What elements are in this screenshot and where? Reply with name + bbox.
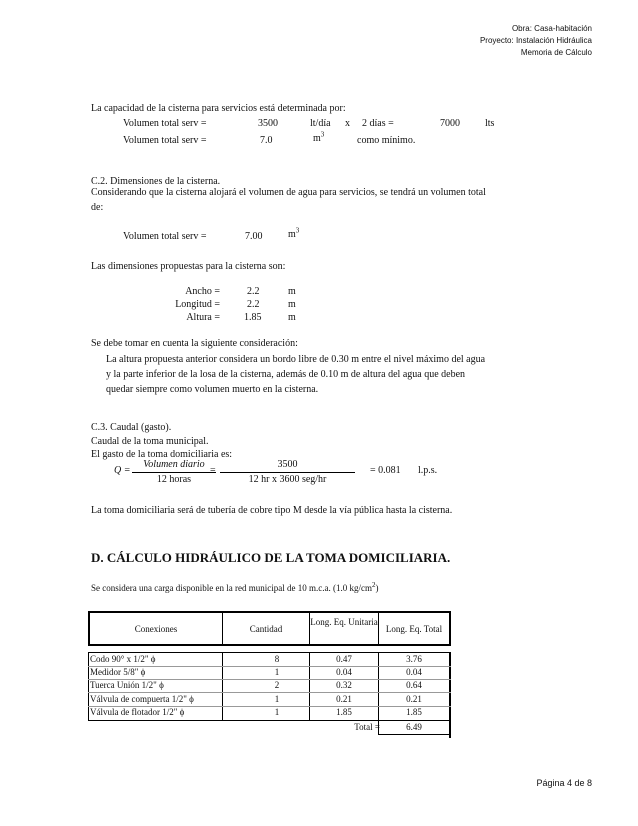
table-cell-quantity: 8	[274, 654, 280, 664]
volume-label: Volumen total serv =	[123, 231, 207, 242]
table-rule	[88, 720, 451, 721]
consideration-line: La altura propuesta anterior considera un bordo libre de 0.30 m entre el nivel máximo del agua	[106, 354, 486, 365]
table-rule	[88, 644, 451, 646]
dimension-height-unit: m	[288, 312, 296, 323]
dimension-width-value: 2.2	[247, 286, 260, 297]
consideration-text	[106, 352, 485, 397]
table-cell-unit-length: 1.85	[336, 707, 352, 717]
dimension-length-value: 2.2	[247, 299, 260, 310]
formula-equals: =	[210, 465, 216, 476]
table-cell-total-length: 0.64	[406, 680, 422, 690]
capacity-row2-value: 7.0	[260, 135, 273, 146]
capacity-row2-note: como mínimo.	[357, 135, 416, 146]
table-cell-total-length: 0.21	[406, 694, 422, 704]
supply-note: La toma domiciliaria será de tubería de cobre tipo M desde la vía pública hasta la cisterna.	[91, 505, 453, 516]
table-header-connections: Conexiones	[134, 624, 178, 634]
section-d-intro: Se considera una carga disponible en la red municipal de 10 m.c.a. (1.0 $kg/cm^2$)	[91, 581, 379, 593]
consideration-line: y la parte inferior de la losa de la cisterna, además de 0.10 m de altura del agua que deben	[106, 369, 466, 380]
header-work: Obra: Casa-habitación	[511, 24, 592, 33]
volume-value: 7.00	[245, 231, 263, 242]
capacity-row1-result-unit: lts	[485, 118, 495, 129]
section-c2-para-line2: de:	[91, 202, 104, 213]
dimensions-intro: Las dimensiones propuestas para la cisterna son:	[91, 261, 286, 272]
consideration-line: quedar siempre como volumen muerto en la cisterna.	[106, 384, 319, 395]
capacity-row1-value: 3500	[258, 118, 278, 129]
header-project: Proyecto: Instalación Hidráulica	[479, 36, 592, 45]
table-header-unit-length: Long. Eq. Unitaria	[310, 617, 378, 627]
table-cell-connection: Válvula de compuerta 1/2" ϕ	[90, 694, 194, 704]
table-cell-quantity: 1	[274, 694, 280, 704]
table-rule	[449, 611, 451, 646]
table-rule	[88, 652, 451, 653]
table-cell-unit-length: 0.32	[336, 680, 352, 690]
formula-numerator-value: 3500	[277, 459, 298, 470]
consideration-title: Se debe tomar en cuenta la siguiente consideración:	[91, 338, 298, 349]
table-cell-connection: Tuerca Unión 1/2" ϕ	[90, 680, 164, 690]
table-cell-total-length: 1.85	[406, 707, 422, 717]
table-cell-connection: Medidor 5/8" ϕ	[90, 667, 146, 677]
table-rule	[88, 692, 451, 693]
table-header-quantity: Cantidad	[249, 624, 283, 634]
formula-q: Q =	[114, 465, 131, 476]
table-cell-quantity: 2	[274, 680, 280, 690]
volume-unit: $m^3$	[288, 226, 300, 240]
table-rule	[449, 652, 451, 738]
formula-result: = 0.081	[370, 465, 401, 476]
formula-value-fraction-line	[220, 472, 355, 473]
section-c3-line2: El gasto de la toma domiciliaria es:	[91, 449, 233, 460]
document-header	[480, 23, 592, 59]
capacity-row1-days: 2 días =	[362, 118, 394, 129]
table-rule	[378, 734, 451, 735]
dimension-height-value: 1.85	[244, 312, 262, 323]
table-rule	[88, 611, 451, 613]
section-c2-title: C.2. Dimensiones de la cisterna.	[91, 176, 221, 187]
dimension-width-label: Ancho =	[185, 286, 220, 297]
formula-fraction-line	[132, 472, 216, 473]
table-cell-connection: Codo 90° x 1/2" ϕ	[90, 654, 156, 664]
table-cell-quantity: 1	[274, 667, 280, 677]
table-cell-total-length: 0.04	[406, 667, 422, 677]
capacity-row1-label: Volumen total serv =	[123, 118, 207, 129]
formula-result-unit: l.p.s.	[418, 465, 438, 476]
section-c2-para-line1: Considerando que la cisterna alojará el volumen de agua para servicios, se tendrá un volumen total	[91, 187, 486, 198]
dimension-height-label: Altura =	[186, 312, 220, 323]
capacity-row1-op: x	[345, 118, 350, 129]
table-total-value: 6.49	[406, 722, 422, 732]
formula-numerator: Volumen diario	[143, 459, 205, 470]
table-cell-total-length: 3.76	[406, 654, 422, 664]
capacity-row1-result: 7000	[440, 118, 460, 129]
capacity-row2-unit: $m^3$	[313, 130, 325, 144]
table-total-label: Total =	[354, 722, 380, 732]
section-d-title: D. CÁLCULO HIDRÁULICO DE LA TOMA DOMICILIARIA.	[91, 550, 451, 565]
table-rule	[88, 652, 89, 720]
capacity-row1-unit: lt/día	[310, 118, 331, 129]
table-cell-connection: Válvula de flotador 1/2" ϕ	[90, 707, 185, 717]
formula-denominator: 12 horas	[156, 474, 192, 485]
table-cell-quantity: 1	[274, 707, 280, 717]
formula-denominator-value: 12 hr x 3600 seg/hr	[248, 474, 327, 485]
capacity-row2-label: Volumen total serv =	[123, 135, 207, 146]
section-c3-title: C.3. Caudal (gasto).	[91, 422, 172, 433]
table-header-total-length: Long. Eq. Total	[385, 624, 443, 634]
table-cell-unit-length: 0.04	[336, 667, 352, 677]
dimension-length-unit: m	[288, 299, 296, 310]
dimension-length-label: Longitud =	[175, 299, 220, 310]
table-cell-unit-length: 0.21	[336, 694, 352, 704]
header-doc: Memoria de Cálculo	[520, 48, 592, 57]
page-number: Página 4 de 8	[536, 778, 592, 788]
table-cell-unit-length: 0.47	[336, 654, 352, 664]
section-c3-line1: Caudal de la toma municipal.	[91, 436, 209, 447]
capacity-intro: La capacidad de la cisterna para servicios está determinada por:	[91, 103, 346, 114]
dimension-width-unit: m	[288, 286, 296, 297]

··········

GIVEN EXERCISE ->
Rewrite all of the rows above, swapping "cisterna" for "tanque" and leaving everything else unchanged. Leave out the pictures.

REPLY TO THE TASK ->
What elements are in this screenshot and where? Reply with name + bbox.
table-cell-quantity: 8	[274, 654, 280, 664]
volume-label: Volumen total serv =	[123, 231, 207, 242]
table-rule	[88, 720, 451, 721]
consideration-line: La altura propuesta anterior considera un bordo libre de 0.30 m entre el nivel máximo del agua	[106, 354, 486, 365]
table-rule	[88, 644, 451, 646]
dimension-height-unit: m	[288, 312, 296, 323]
dimension-width-value: 2.2	[247, 286, 260, 297]
consideration-text	[106, 352, 485, 397]
table-cell-unit-length: 1.85	[336, 707, 352, 717]
dimension-length-value: 2.2	[247, 299, 260, 310]
formula-equals: =	[210, 465, 216, 476]
table-cell-total-length: 0.64	[406, 680, 422, 690]
capacity-row2-value: 7.0	[260, 135, 273, 146]
capacity-row2-note: como mínimo.	[357, 135, 416, 146]
table-cell-total-length: 0.21	[406, 694, 422, 704]
supply-note: La toma domiciliaria será de tubería de cobre tipo M desde la vía pública hasta la tanque.	[91, 505, 453, 516]
table-header-connections: Conexiones	[134, 624, 178, 634]
section-d-intro: Se considera una carga disponible en la red municipal de 10 m.c.a. (1.0 $kg/cm^2$)	[91, 581, 379, 593]
consideration-line: y la parte inferior de la losa de la tanque, además de 0.10 m de altura del agua que deben	[106, 369, 466, 380]
header-work: Obra: Casa-habitación	[511, 24, 592, 33]
volume-value: 7.00	[245, 231, 263, 242]
capacity-row1-result-unit: lts	[485, 118, 495, 129]
section-c2-para-line2: de:	[91, 202, 104, 213]
dimensions-intro: Las dimensiones propuestas para la tanque son:	[91, 261, 286, 272]
consideration-line: quedar siempre como volumen muerto en la tanque.	[106, 384, 319, 395]
capacity-row1-value: 3500	[258, 118, 278, 129]
header-project: Proyecto: Instalación Hidráulica	[479, 36, 592, 45]
table-header-unit-length: Long. Eq. Unitaria	[310, 617, 378, 627]
table-cell-connection: Válvula de compuerta 1/2" ϕ	[90, 694, 194, 704]
table-cell-quantity: 1	[274, 694, 280, 704]
table-rule	[449, 611, 451, 646]
table-rule	[88, 652, 451, 653]
table-cell-unit-length: 0.32	[336, 680, 352, 690]
formula-numerator-value: 3500	[277, 459, 298, 470]
consideration-title: Se debe tomar en cuenta la siguiente consideración:	[91, 338, 298, 349]
table-cell-connection: Tuerca Unión 1/2" ϕ	[90, 680, 164, 690]
table-cell-total-length: 1.85	[406, 707, 422, 717]
table-cell-connection: Medidor 5/8" ϕ	[90, 667, 146, 677]
table-rule	[88, 692, 451, 693]
table-header-quantity: Cantidad	[249, 624, 283, 634]
formula-q: Q =	[114, 465, 131, 476]
table-cell-quantity: 2	[274, 680, 280, 690]
volume-unit: $m^3$	[288, 226, 300, 240]
table-rule	[449, 652, 451, 738]
formula-result: = 0.081	[370, 465, 401, 476]
formula-value-fraction-line	[220, 472, 355, 473]
section-c3-line2: El gasto de la toma domiciliaria es:	[91, 449, 233, 460]
document-header	[480, 23, 592, 59]
capacity-row1-days: 2 días =	[362, 118, 394, 129]
table-rule	[378, 734, 451, 735]
dimension-height-value: 1.85	[244, 312, 262, 323]
table-rule	[88, 611, 451, 613]
section-c2-title: C.2. Dimensiones de la tanque.	[91, 176, 221, 187]
dimension-width-label: Ancho =	[185, 286, 220, 297]
formula-fraction-line	[132, 472, 216, 473]
table-cell-connection: Codo 90° x 1/2" ϕ	[90, 654, 156, 664]
table-cell-quantity: 1	[274, 667, 280, 677]
table-cell-total-length: 0.04	[406, 667, 422, 677]
capacity-row1-label: Volumen total serv =	[123, 118, 207, 129]
formula-result-unit: l.p.s.	[418, 465, 438, 476]
section-c2-para-line1: Considerando que la tanque alojará el volumen de agua para servicios, se tendrá un volumen total	[91, 187, 486, 198]
dimension-height-label: Altura =	[186, 312, 220, 323]
capacity-row1-op: x	[345, 118, 350, 129]
table-total-value: 6.49	[406, 722, 422, 732]
formula-numerator: Volumen diario	[143, 459, 205, 470]
table-cell-total-length: 3.76	[406, 654, 422, 664]
capacity-row1-result: 7000	[440, 118, 460, 129]
capacity-row2-unit: $m^3$	[313, 130, 325, 144]
table-total-label: Total =	[354, 722, 380, 732]
section-d-title: D. CÁLCULO HIDRÁULICO DE LA TOMA DOMICILIARIA.	[91, 550, 451, 565]
table-rule	[88, 652, 89, 720]
capacity-row1-unit: lt/día	[310, 118, 331, 129]
table-cell-connection: Válvula de flotador 1/2" ϕ	[90, 707, 185, 717]
formula-denominator: 12 horas	[156, 474, 192, 485]
table-cell-quantity: 1	[274, 707, 280, 717]
formula-denominator-value: 12 hr x 3600 seg/hr	[248, 474, 327, 485]
capacity-row2-label: Volumen total serv =	[123, 135, 207, 146]
section-c3-title: C.3. Caudal (gasto).	[91, 422, 172, 433]
table-header-total-length: Long. Eq. Total	[385, 624, 443, 634]
table-cell-unit-length: 0.04	[336, 667, 352, 677]
dimension-length-unit: m	[288, 299, 296, 310]
dimension-length-label: Longitud =	[175, 299, 220, 310]
table-cell-unit-length: 0.21	[336, 694, 352, 704]
header-doc: Memoria de Cálculo	[520, 48, 592, 57]
page-number: Página 4 de 8	[536, 778, 592, 788]
table-cell-unit-length: 0.47	[336, 654, 352, 664]
section-c3-line1: Caudal de la toma municipal.	[91, 436, 209, 447]
capacity-intro: La capacidad de la tanque para servicios está determinada por:	[91, 103, 346, 114]
dimension-width-unit: m	[288, 286, 296, 297]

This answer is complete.